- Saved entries
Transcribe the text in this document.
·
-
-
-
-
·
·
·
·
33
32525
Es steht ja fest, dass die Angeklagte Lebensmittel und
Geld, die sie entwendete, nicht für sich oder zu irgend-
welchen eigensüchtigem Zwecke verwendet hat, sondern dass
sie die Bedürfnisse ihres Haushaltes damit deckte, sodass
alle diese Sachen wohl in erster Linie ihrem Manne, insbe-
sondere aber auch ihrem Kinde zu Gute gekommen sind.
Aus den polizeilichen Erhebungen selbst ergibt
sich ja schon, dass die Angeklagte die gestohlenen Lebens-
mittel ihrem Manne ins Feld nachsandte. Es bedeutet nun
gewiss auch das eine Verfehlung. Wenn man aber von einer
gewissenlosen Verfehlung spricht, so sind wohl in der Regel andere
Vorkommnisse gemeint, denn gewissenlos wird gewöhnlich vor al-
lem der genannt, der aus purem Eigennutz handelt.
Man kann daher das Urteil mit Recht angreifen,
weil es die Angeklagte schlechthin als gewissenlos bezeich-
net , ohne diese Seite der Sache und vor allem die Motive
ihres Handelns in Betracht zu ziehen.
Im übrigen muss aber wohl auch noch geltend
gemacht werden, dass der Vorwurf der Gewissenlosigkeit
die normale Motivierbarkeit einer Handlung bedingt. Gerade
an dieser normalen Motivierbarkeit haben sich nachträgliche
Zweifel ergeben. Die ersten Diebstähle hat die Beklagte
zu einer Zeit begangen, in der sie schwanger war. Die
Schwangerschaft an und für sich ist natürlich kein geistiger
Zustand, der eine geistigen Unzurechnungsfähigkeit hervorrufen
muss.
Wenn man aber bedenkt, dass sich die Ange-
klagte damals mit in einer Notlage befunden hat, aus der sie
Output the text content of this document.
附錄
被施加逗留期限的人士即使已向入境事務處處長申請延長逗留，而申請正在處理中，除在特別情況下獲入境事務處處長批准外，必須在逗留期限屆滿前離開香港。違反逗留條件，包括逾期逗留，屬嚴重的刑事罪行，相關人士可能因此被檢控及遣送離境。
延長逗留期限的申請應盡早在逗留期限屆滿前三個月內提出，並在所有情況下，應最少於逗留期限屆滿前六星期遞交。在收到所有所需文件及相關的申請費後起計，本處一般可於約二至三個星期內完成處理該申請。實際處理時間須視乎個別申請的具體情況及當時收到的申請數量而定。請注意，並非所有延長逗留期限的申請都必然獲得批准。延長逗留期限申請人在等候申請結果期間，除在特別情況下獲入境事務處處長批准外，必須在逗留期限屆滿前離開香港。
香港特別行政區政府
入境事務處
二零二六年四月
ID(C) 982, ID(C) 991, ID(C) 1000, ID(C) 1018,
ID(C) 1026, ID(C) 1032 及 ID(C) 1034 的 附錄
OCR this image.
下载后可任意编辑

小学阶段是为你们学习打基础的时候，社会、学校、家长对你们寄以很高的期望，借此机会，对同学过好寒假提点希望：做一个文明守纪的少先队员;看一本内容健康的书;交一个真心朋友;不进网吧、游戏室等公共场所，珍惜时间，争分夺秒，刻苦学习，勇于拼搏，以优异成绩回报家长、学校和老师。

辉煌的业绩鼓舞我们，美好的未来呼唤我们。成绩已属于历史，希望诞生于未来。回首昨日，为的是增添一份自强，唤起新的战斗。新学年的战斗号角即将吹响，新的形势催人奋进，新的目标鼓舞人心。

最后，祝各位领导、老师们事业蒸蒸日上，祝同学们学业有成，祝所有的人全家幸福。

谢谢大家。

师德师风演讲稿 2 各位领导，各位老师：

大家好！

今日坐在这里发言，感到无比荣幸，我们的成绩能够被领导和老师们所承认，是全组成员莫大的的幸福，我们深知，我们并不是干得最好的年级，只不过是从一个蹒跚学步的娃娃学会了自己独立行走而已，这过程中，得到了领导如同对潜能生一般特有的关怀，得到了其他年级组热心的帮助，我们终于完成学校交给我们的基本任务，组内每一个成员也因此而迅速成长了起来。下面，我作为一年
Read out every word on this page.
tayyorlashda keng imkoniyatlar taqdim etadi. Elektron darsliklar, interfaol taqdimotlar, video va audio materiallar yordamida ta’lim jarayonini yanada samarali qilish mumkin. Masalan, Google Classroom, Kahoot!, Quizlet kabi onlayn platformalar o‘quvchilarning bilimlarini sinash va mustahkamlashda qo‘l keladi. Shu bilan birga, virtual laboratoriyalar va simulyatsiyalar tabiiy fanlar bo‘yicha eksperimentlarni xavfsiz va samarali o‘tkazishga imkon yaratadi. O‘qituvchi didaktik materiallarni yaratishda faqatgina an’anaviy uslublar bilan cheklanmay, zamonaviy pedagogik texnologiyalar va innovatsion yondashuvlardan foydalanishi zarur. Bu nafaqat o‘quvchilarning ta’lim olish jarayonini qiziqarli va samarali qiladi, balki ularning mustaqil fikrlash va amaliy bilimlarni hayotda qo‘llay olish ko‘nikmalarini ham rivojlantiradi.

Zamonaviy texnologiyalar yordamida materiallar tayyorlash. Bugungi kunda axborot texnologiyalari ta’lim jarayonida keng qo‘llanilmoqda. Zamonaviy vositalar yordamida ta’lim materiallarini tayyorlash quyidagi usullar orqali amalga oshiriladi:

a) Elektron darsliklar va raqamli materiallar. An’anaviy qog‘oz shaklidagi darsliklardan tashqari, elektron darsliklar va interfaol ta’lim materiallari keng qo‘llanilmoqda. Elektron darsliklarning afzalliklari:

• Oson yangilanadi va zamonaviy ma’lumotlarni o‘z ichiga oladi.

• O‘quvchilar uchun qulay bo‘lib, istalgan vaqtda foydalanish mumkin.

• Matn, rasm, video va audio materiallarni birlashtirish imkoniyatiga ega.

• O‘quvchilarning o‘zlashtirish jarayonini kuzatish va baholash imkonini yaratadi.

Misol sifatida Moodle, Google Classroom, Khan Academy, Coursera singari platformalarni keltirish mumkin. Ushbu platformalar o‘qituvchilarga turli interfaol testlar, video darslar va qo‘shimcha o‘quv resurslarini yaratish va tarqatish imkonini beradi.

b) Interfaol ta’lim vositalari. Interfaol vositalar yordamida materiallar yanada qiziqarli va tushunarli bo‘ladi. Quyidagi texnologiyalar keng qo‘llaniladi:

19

- TASK BRIEF
Pick out the lines containing the string "ihrem".

- EXERCISE RESULT
alle diese Sachen wohl in erster Linie ihrem Manne, insbe-
sondere aber auch ihrem Kinde zu Gute gekommen sind.
mittel ihrem Manne ins Feld nachsandte. Es bedeutet nun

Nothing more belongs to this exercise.